--- Written instruction ---
Count how many lines in the material below hold the word "ПЕТЕРБУРГА"; the reply is that number alone.

---+---

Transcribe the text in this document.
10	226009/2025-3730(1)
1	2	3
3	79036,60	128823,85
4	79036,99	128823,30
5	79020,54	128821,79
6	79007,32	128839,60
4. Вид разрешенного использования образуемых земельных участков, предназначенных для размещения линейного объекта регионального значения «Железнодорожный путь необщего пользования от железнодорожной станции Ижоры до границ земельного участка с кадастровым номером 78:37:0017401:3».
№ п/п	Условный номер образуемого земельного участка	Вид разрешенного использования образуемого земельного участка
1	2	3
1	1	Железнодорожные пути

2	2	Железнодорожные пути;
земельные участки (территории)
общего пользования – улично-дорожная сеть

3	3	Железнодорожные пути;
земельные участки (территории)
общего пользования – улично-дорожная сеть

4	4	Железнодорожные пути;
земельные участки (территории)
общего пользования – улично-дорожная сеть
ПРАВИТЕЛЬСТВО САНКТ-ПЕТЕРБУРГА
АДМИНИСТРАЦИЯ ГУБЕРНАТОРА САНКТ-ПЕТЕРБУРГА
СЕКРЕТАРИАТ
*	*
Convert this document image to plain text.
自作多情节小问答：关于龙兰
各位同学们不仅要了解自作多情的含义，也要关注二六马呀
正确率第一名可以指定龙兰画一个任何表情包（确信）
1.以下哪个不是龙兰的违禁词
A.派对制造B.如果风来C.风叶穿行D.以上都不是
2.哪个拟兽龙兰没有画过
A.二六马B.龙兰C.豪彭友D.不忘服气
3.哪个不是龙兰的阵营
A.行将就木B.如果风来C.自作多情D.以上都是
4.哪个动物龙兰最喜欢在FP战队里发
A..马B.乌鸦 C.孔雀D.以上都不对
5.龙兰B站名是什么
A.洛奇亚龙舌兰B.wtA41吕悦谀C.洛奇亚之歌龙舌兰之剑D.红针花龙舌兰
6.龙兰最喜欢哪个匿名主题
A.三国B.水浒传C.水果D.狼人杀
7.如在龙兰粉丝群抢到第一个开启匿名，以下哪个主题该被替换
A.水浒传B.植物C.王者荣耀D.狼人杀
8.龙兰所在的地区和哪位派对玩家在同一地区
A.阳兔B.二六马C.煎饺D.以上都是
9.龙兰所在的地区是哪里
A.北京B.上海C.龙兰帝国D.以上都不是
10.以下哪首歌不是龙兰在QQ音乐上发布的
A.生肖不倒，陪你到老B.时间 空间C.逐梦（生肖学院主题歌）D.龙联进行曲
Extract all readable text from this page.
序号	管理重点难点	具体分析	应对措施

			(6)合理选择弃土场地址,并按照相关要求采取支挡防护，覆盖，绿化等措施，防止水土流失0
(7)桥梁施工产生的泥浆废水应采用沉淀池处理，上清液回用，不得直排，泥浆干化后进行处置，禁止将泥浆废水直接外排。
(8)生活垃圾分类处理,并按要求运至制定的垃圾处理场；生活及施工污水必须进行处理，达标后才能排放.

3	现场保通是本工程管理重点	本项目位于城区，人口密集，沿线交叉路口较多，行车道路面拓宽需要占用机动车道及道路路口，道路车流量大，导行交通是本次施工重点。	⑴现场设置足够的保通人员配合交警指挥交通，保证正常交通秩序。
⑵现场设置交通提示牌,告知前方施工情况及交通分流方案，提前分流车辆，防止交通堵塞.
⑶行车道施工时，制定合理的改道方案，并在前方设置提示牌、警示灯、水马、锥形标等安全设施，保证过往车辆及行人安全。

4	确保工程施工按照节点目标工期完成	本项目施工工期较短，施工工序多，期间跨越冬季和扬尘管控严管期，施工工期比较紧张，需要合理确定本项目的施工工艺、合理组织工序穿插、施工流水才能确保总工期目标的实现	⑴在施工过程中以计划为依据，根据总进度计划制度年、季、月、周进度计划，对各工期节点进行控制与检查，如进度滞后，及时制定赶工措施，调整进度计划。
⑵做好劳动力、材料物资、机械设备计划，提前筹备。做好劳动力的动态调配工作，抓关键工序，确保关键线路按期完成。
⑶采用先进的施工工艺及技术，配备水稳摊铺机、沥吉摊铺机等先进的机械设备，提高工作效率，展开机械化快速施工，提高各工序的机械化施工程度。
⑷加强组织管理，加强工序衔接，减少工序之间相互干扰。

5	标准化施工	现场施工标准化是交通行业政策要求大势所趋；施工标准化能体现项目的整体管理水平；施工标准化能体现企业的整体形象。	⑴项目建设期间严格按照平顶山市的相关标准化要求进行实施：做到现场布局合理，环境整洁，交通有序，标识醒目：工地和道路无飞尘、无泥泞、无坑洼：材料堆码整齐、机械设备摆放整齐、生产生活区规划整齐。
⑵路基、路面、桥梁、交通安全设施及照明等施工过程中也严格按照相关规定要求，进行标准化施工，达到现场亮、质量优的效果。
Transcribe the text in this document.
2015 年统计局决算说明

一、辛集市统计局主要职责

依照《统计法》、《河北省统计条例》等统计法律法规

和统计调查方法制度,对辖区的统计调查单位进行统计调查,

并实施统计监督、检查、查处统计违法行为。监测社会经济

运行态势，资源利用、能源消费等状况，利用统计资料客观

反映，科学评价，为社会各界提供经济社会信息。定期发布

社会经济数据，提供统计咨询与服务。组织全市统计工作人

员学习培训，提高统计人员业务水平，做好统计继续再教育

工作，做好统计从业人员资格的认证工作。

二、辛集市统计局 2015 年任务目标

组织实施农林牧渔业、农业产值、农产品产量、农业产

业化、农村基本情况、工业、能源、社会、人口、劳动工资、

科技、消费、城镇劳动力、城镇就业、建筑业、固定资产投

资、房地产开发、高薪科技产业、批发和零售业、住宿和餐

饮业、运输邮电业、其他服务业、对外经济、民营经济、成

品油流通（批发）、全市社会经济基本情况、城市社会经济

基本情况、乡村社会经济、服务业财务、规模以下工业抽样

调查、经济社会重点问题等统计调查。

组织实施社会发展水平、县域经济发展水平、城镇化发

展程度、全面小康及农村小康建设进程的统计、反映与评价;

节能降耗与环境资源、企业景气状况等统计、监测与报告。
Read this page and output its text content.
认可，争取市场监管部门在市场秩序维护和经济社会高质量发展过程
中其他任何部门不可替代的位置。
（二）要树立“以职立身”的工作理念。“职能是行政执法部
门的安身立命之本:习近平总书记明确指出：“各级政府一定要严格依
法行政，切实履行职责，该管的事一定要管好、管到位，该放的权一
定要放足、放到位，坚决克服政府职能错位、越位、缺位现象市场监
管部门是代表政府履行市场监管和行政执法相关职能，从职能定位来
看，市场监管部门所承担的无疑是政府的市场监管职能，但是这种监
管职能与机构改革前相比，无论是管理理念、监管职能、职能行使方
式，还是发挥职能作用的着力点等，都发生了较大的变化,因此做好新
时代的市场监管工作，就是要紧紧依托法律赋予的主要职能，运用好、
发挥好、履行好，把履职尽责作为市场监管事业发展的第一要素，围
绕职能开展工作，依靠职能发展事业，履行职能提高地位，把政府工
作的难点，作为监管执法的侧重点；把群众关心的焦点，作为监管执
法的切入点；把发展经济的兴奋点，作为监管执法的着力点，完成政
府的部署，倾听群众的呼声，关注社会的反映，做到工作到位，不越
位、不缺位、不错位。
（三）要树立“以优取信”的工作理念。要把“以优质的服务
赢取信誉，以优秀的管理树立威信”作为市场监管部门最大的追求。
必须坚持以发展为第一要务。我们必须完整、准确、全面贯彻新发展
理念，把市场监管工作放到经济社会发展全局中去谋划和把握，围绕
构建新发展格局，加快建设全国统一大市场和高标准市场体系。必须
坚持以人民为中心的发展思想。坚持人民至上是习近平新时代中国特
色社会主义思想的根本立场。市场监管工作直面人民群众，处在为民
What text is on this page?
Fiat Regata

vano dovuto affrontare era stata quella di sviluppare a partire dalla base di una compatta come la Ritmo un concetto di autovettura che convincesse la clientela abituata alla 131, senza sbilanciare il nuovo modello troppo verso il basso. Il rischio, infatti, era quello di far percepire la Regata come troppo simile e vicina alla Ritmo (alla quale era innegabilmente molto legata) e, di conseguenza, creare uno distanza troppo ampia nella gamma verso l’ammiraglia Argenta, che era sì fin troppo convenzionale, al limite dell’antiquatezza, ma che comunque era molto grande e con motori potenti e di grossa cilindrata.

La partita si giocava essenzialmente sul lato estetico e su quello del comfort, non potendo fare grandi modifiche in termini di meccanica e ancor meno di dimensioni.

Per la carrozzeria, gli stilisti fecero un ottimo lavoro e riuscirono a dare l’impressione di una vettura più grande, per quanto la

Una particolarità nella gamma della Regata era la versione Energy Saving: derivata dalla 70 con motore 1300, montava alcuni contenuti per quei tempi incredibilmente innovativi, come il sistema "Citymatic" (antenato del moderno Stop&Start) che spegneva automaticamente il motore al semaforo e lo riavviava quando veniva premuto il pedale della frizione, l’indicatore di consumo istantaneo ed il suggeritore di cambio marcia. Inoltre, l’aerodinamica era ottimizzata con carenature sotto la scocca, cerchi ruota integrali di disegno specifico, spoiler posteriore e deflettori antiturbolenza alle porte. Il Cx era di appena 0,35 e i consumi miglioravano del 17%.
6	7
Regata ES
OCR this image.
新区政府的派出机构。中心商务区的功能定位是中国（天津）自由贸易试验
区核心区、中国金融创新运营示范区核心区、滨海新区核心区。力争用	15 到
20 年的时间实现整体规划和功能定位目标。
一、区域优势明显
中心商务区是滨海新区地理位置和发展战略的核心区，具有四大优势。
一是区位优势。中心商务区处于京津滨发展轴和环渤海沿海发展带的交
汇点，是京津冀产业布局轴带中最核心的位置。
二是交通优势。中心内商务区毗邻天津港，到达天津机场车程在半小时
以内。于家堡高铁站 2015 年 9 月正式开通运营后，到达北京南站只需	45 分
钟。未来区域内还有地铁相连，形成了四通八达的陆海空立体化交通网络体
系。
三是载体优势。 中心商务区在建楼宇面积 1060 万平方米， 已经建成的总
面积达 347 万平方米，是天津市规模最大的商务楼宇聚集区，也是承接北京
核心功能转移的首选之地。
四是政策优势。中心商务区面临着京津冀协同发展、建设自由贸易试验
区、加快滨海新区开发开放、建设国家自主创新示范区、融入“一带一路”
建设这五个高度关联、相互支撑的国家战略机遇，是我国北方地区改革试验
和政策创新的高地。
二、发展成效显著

---+---

--- Response ---
2